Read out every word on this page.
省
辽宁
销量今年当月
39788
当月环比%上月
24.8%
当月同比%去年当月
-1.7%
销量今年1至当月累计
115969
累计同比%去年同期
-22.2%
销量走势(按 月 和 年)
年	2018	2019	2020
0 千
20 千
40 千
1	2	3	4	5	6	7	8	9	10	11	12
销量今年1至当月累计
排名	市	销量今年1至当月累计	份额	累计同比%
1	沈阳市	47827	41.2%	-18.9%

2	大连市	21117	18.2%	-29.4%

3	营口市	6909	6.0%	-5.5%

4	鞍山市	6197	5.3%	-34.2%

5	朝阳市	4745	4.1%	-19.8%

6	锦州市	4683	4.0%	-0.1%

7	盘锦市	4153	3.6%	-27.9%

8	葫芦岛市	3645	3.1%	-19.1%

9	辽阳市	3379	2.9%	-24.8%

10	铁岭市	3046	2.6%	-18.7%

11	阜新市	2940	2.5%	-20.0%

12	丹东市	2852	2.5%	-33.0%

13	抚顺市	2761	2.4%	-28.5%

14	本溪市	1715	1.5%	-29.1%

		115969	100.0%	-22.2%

THE REQUEST:
Retype the material above, line by line, exactly.

THE COMPLETED TASK:
Read out every word on this page.
省
辽宁
销量今年当月
39788
当月环比%上月
24.8%
当月同比%去年当月
-1.7%
销量今年1至当月累计
115969
累计同比%去年同期
-22.2%
销量走势(按 月 和 年)
年	2018	2019	2020
0 千
20 千
40 千
1	2	3	4	5	6	7	8	9	10	11	12
销量今年1至当月累计
排名	市	销量今年1至当月累计	份额	累计同比%
1	沈阳市	47827	41.2%	-18.9%

2	大连市	21117	18.2%	-29.4%

3	营口市	6909	6.0%	-5.5%

4	鞍山市	6197	5.3%	-34.2%

5	朝阳市	4745	4.1%	-19.8%

6	锦州市	4683	4.0%	-0.1%

7	盘锦市	4153	3.6%	-27.9%

8	葫芦岛市	3645	3.1%	-19.1%

9	辽阳市	3379	2.9%	-24.8%

10	铁岭市	3046	2.6%	-18.7%

11	阜新市	2940	2.5%	-20.0%

12	丹东市	2852	2.5%	-33.0%

13	抚顺市	2761	2.4%	-28.5%

14	本溪市	1715	1.5%	-29.1%

		115969	100.0%	-22.2%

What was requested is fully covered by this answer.